SOURCE DATA:
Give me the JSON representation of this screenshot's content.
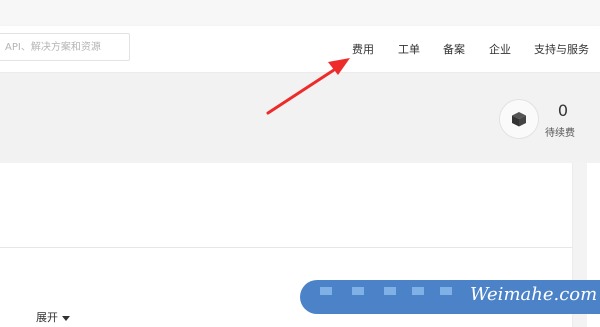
{
  "search": {
    "placeholder": "API、解决方案和资源"
  },
  "nav": {
    "items": [
      {
        "label": "费用"
      },
      {
        "label": "工单"
      },
      {
        "label": "备案"
      },
      {
        "label": "企业"
      },
      {
        "label": "支持与服务"
      }
    ]
  },
  "billing": {
    "count": "0",
    "label": "待续费",
    "icon": "box-icon"
  },
  "section": {
    "expand_label": "展开"
  },
  "watermark": {
    "text": "Weimahe.com"
  },
  "colors": {
    "arrow": "#ee2b2b",
    "watermark_bg": "#4b82c8",
    "banner_bg": "#f2f2f2"
  }
}
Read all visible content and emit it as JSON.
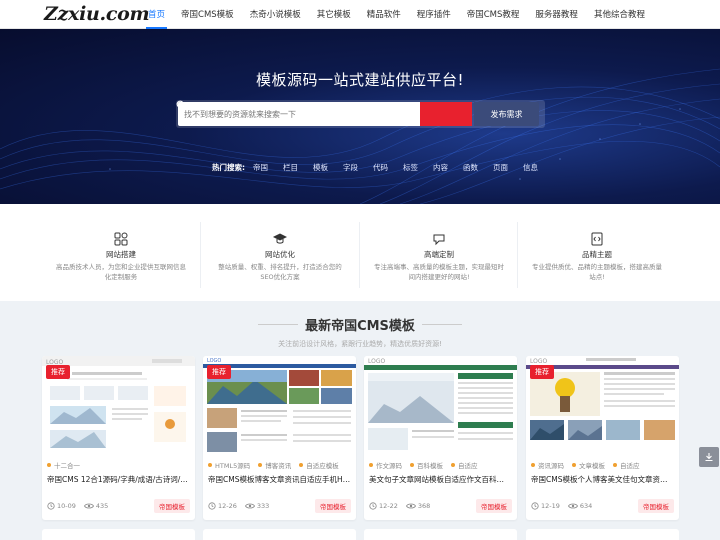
{
  "header": {
    "logo": "Zzxiu.com",
    "nav": [
      "首页",
      "帝国CMS模板",
      "杰奇小说模板",
      "其它模板",
      "精品软件",
      "程序插件",
      "帝国CMS教程",
      "服务器教程",
      "其他综合教程"
    ]
  },
  "hero": {
    "title": "模板源码一站式建站供应平台!",
    "search_placeholder": "找不到想要的资源就来搜索一下",
    "publish_label": "发布需求",
    "hot_label": "热门搜索:",
    "hot_items": [
      "帝国",
      "栏目",
      "模板",
      "字段",
      "代码",
      "标签",
      "内容",
      "函数",
      "页面",
      "信息"
    ]
  },
  "features": [
    {
      "icon": "grid-icon",
      "title": "网站搭建",
      "desc": "高品质技术人员，为您和企业提供互联网信息化定制服务"
    },
    {
      "icon": "graduation-cap-icon",
      "title": "网站优化",
      "desc": "整站质量、权重、排名提升，打造适合您的SEO优化方案"
    },
    {
      "icon": "chat-bubble-icon",
      "title": "高端定制",
      "desc": "专注高端事、高质量的模板主题，实现最短时间内搭建更好的网站!"
    },
    {
      "icon": "code-file-icon",
      "title": "品精主题",
      "desc": "专业提供质优、品精的主题模板，搭建高质量站点!"
    }
  ],
  "section": {
    "title": "最新帝国CMS模板",
    "subtitle": "关注前沿设计风格，紧跟行业趋势，精选优质好资源!"
  },
  "cards": [
    {
      "badge": "推荐",
      "tags": [
        "十二合一"
      ],
      "title": "帝国CMS 12合1源码/字典/成语/古诗词/…",
      "date": "10-09",
      "views": "435",
      "category": "帝国模板"
    },
    {
      "badge": "推荐",
      "tags": [
        "HTML5源码",
        "博客资讯",
        "自适应模板"
      ],
      "title": "帝国CMS模板博客文章资讯自适应手机H…",
      "date": "12-26",
      "views": "333",
      "category": "帝国模板"
    },
    {
      "badge": "",
      "tags": [
        "作文源码",
        "百科模板",
        "自适应"
      ],
      "title": "美文句子文章网站模板自适应作文百科…",
      "date": "12-22",
      "views": "368",
      "category": "帝国模板"
    },
    {
      "badge": "推荐",
      "tags": [
        "资讯源码",
        "文章模板",
        "自适应"
      ],
      "title": "帝国CMS模板个人博客美文佳句文章资…",
      "date": "12-19",
      "views": "634",
      "category": "帝国模板"
    }
  ],
  "thumb_text": {
    "logo": "LOGO"
  }
}
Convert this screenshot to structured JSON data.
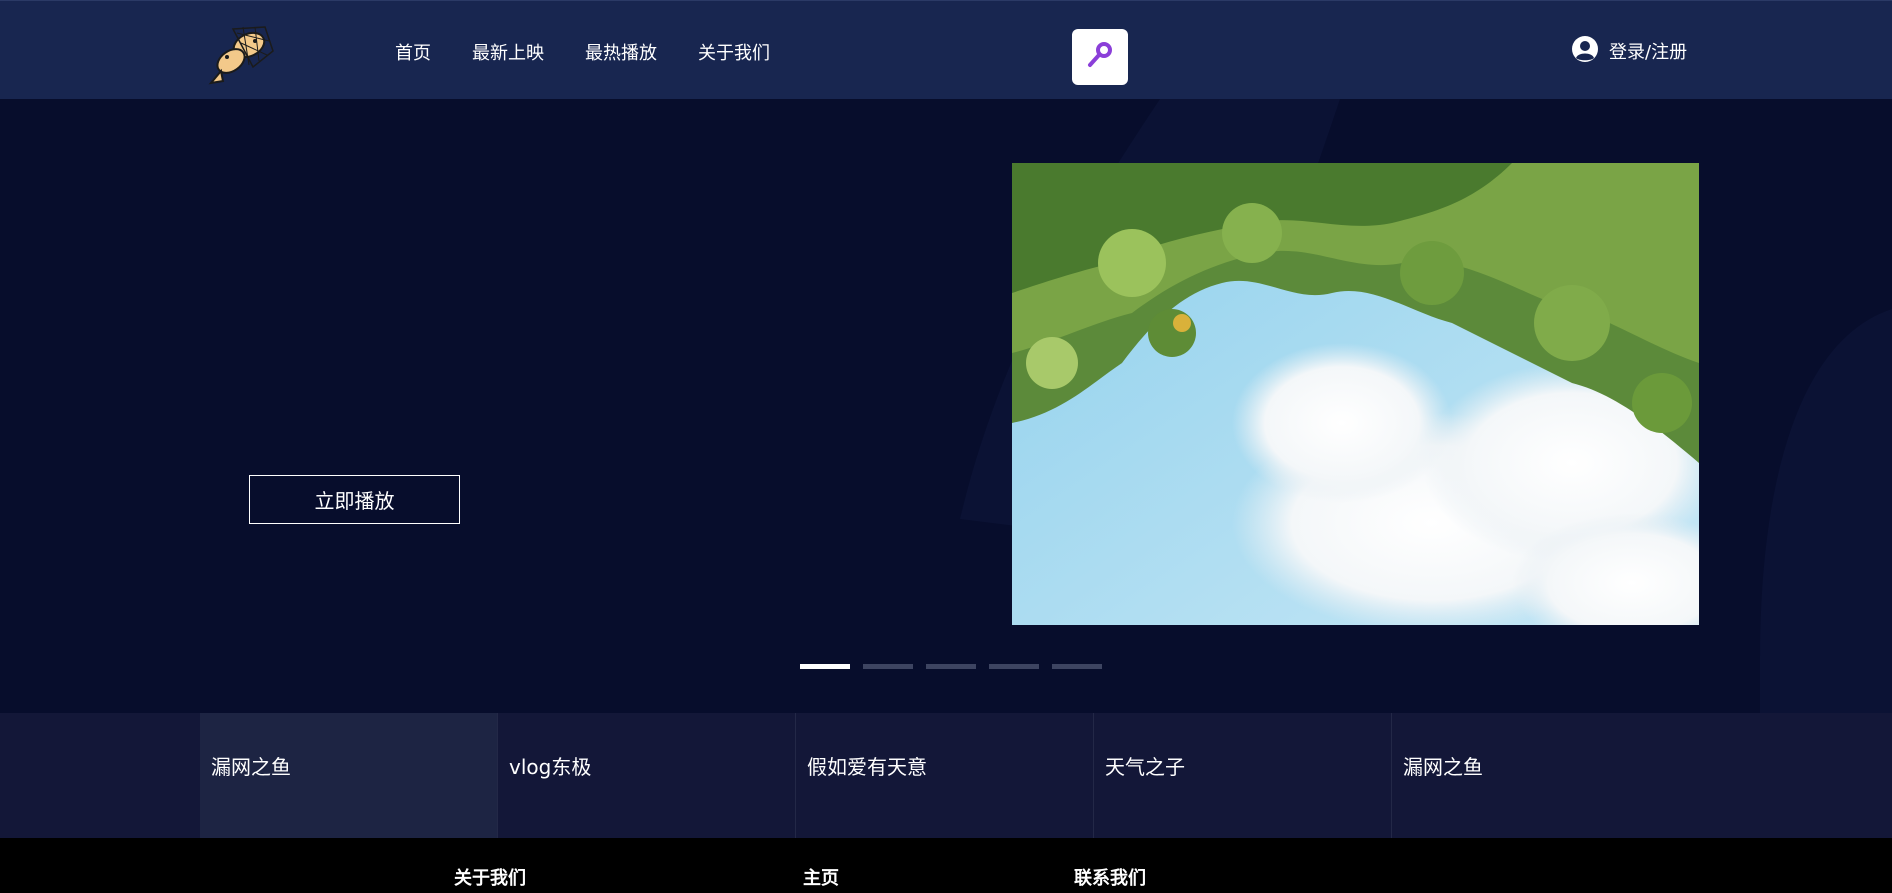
{
  "header": {
    "logo_icon": "fish-net-logo",
    "nav": [
      {
        "label": "首页"
      },
      {
        "label": "最新上映"
      },
      {
        "label": "最热播放"
      },
      {
        "label": "关于我们"
      }
    ],
    "search_icon": "search-icon",
    "login": {
      "icon": "user-icon",
      "label": "登录/注册"
    }
  },
  "hero": {
    "play_label": "立即播放",
    "image": "leaves-and-sky",
    "slides_total": 5,
    "active_slide": 1
  },
  "tabs": [
    {
      "label": "漏网之鱼"
    },
    {
      "label": "vlog东极"
    },
    {
      "label": "假如爱有天意"
    },
    {
      "label": "天气之子"
    },
    {
      "label": "漏网之鱼"
    }
  ],
  "footer": {
    "links": [
      {
        "label": "关于我们"
      },
      {
        "label": "主页"
      },
      {
        "label": "联系我们"
      }
    ]
  },
  "colors": {
    "header_bg": "#182650",
    "hero_bg": "#070d2c",
    "tabs_bg": "#131738",
    "accent": "#8b3fd9"
  }
}
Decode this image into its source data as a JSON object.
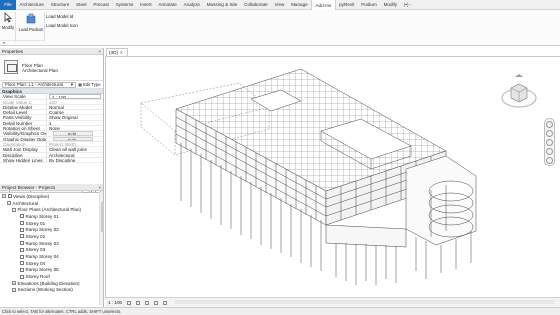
{
  "ribbon": {
    "file_label": "File",
    "tabs": [
      "Architecture",
      "Structure",
      "Steel",
      "Precast",
      "Systems",
      "Insert",
      "Annotate",
      "Analyze",
      "Massing & Site",
      "Collaborate",
      "View",
      "Manage",
      "Add-Ins",
      "pyRevit",
      "Podium",
      "Modify",
      "(•) -"
    ],
    "active_tab": "Add-Ins",
    "modify_label": "Modify",
    "load_podium_label": "Load Podium",
    "load_model_id_label": "Load Model Id",
    "load_model_icon_label": "Load Model Icon"
  },
  "properties": {
    "title": "Properties",
    "type_name": "Floor Plan",
    "type_sub": "Architectural Plan",
    "instance": "Floor Plan: L1 - Architectural",
    "edit_type": "Edit Type",
    "section": "Graphics",
    "rows": [
      {
        "k": "View Scale",
        "v": "1 : 100"
      },
      {
        "k": "Scale Value    1:",
        "v": "100"
      },
      {
        "k": "Display Model",
        "v": "Normal"
      },
      {
        "k": "Detail Level",
        "v": "Coarse"
      },
      {
        "k": "Parts Visibility",
        "v": "Show Original"
      },
      {
        "k": "Detail Number",
        "v": "1"
      },
      {
        "k": "Rotation on Sheet",
        "v": "None"
      },
      {
        "k": "Visibility/Graphics Over...",
        "v": "Edit..."
      },
      {
        "k": "Graphic Display Options",
        "v": "Edit..."
      },
      {
        "k": "Orientation",
        "v": "Project North"
      },
      {
        "k": "Wall Join Display",
        "v": "Clean all wall joins"
      },
      {
        "k": "Discipline",
        "v": "Architectural"
      },
      {
        "k": "Show Hidden Lines",
        "v": "By Discipline"
      }
    ],
    "help": "Properties help",
    "apply": "Apply"
  },
  "browser": {
    "title": "Project Browser - Project1",
    "items": [
      {
        "label": "Views (Discipline)",
        "level": 0
      },
      {
        "label": "Architectural",
        "level": 1
      },
      {
        "label": "Floor Plans (Architectural Plan)",
        "level": 2
      },
      {
        "label": "Ramp Storey 01",
        "level": 3
      },
      {
        "label": "Storey 01",
        "level": 3
      },
      {
        "label": "Ramp Storey 02",
        "level": 3
      },
      {
        "label": "Storey 02",
        "level": 3
      },
      {
        "label": "Ramp Storey 03",
        "level": 3
      },
      {
        "label": "Storey 03",
        "level": 3
      },
      {
        "label": "Ramp Storey 04",
        "level": 3
      },
      {
        "label": "Storey 04",
        "level": 3
      },
      {
        "label": "Ramp Storey 05",
        "level": 3
      },
      {
        "label": "Storey Roof",
        "level": 3
      },
      {
        "label": "Elevations (Building Elevation)",
        "level": 2
      },
      {
        "label": "Sections (Working Section)",
        "level": 2
      }
    ]
  },
  "view": {
    "tab_label": "{3D}",
    "scale": "1 : 100"
  },
  "status": "Click to select, TAB for alternates, CTRL adds, SHIFT unselects."
}
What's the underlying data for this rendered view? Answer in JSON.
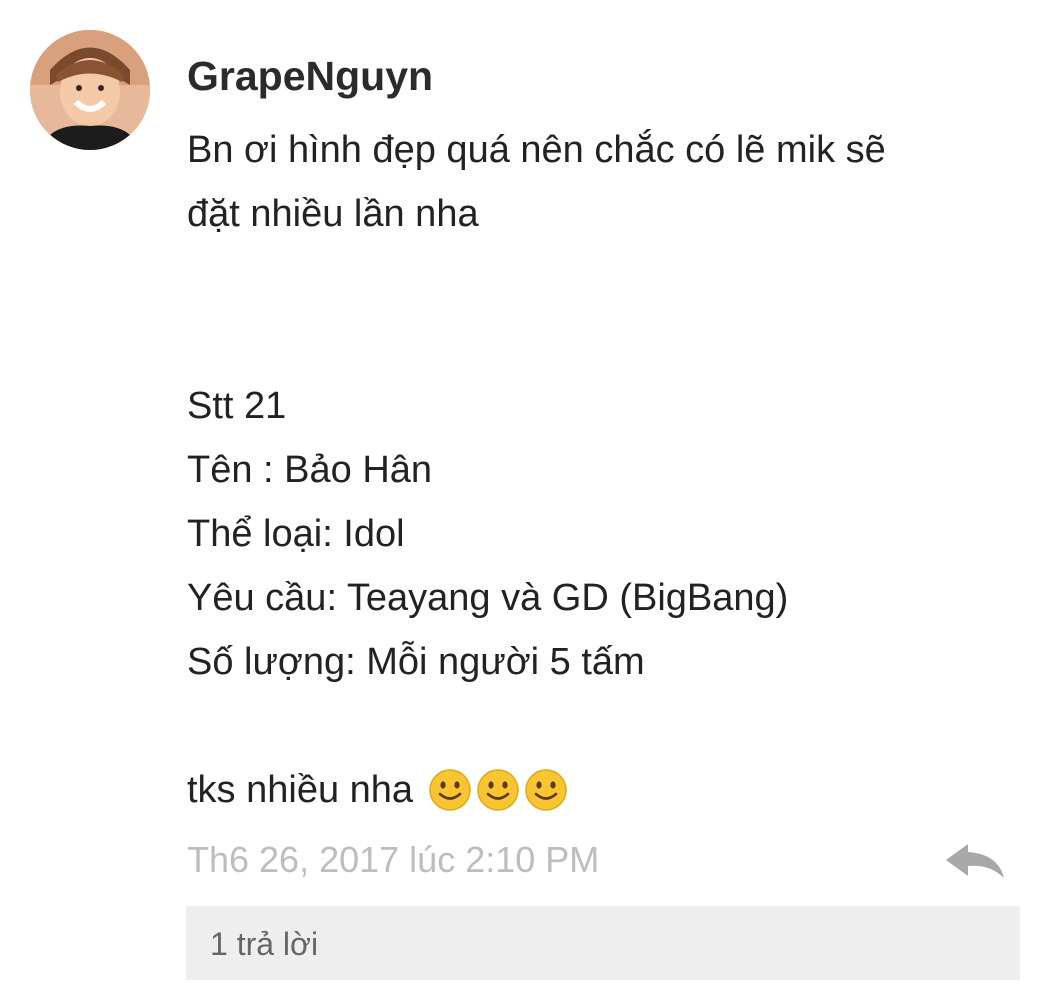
{
  "comment": {
    "author": "GrapeNguyn",
    "avatar_icon": "user-avatar-photo",
    "body_lines": [
      "Bn ơi hình đẹp quá nên chắc có lẽ mik sẽ",
      "đặt nhiều lần nha",
      "",
      "",
      "Stt 21",
      "Tên : Bảo Hân",
      "Thể loại: Idol",
      "Yêu cầu: Teayang và GD (BigBang)",
      "Số lượng: Mỗi người 5 tấm",
      "",
      "tks nhiều nha"
    ],
    "emoji": [
      "slightly-smiling-face",
      "slightly-smiling-face",
      "slightly-smiling-face"
    ],
    "timestamp": "Th6 26, 2017 lúc 2:10 PM",
    "reply_icon": "reply-arrow-icon",
    "replies_label": "1 trả lời"
  },
  "colors": {
    "author": "#2b2b2b",
    "body": "#222222",
    "timestamp": "#bdbdbd",
    "reply_icon": "#a8a8a8",
    "replies_bg": "#eeeeee",
    "replies_text": "#666666",
    "emoji_fill": "#f7c531"
  }
}
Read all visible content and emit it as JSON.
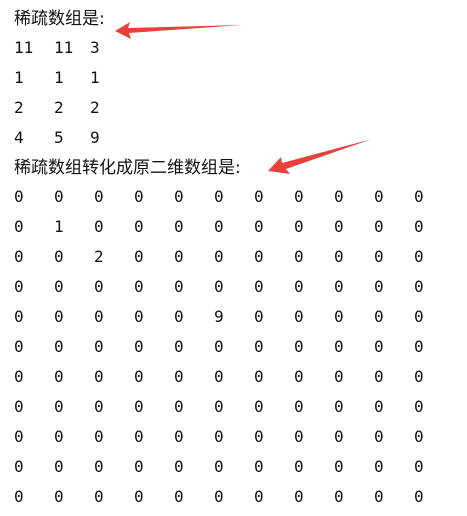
{
  "console": {
    "sparse_heading": "稀疏数组是:",
    "sparse_rows": [
      [
        "11",
        "11",
        "3"
      ],
      [
        "1",
        "1",
        "1"
      ],
      [
        "2",
        "2",
        "2"
      ],
      [
        "4",
        "5",
        "9"
      ]
    ],
    "restored_heading": "稀疏数组转化成原二维数组是:",
    "restored_rows": [
      [
        "0",
        "0",
        "0",
        "0",
        "0",
        "0",
        "0",
        "0",
        "0",
        "0",
        "0"
      ],
      [
        "0",
        "1",
        "0",
        "0",
        "0",
        "0",
        "0",
        "0",
        "0",
        "0",
        "0"
      ],
      [
        "0",
        "0",
        "2",
        "0",
        "0",
        "0",
        "0",
        "0",
        "0",
        "0",
        "0"
      ],
      [
        "0",
        "0",
        "0",
        "0",
        "0",
        "0",
        "0",
        "0",
        "0",
        "0",
        "0"
      ],
      [
        "0",
        "0",
        "0",
        "0",
        "0",
        "9",
        "0",
        "0",
        "0",
        "0",
        "0"
      ],
      [
        "0",
        "0",
        "0",
        "0",
        "0",
        "0",
        "0",
        "0",
        "0",
        "0",
        "0"
      ],
      [
        "0",
        "0",
        "0",
        "0",
        "0",
        "0",
        "0",
        "0",
        "0",
        "0",
        "0"
      ],
      [
        "0",
        "0",
        "0",
        "0",
        "0",
        "0",
        "0",
        "0",
        "0",
        "0",
        "0"
      ],
      [
        "0",
        "0",
        "0",
        "0",
        "0",
        "0",
        "0",
        "0",
        "0",
        "0",
        "0"
      ],
      [
        "0",
        "0",
        "0",
        "0",
        "0",
        "0",
        "0",
        "0",
        "0",
        "0",
        "0"
      ],
      [
        "0",
        "0",
        "0",
        "0",
        "0",
        "0",
        "0",
        "0",
        "0",
        "0",
        "0"
      ]
    ]
  },
  "colors": {
    "annotation_arrow": "#e8403a"
  },
  "icons": [
    "annotation-arrow-icon"
  ]
}
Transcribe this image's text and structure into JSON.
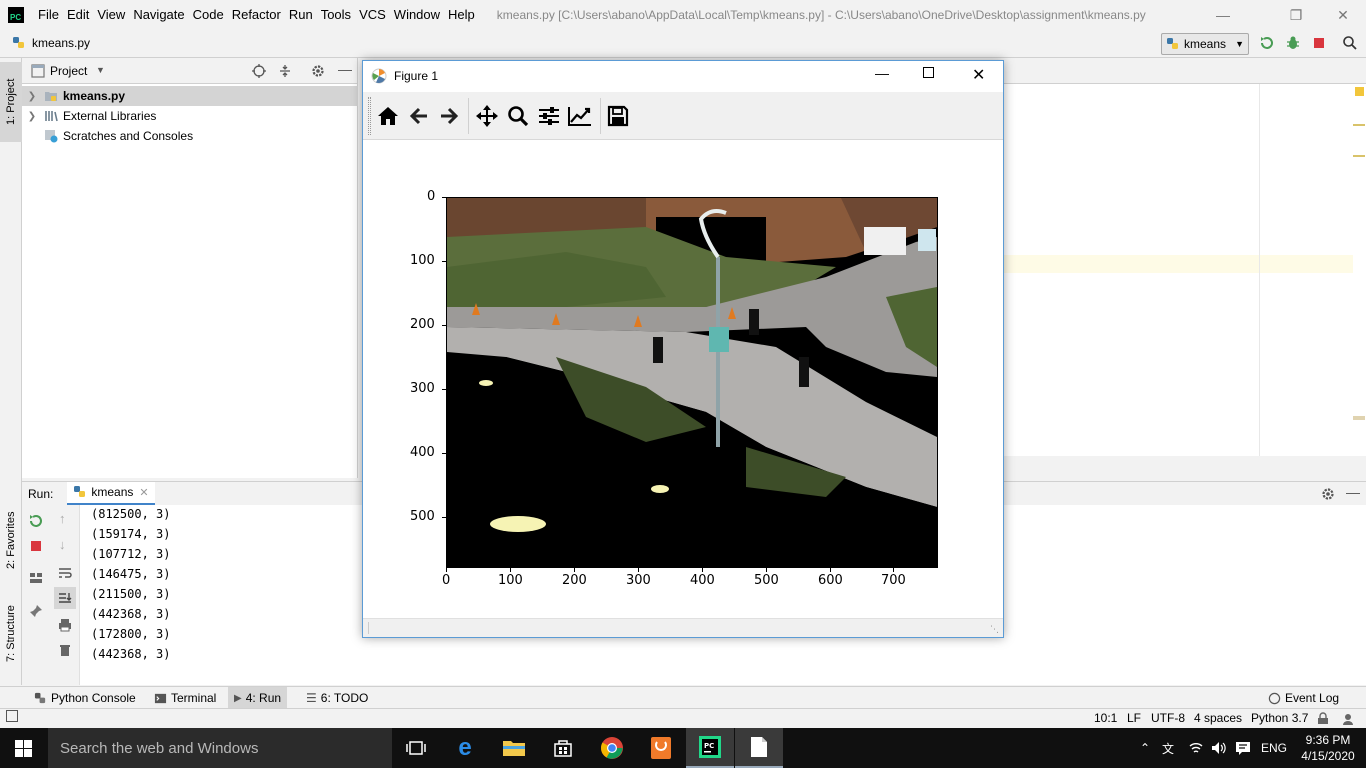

TASK PROMPT: Pick out all the lines with the word "date" in them and copy them.

RESULT:
      "date": "10-09",
      "date": "12-26",
      "date": "12-22",
      "date": "12-19",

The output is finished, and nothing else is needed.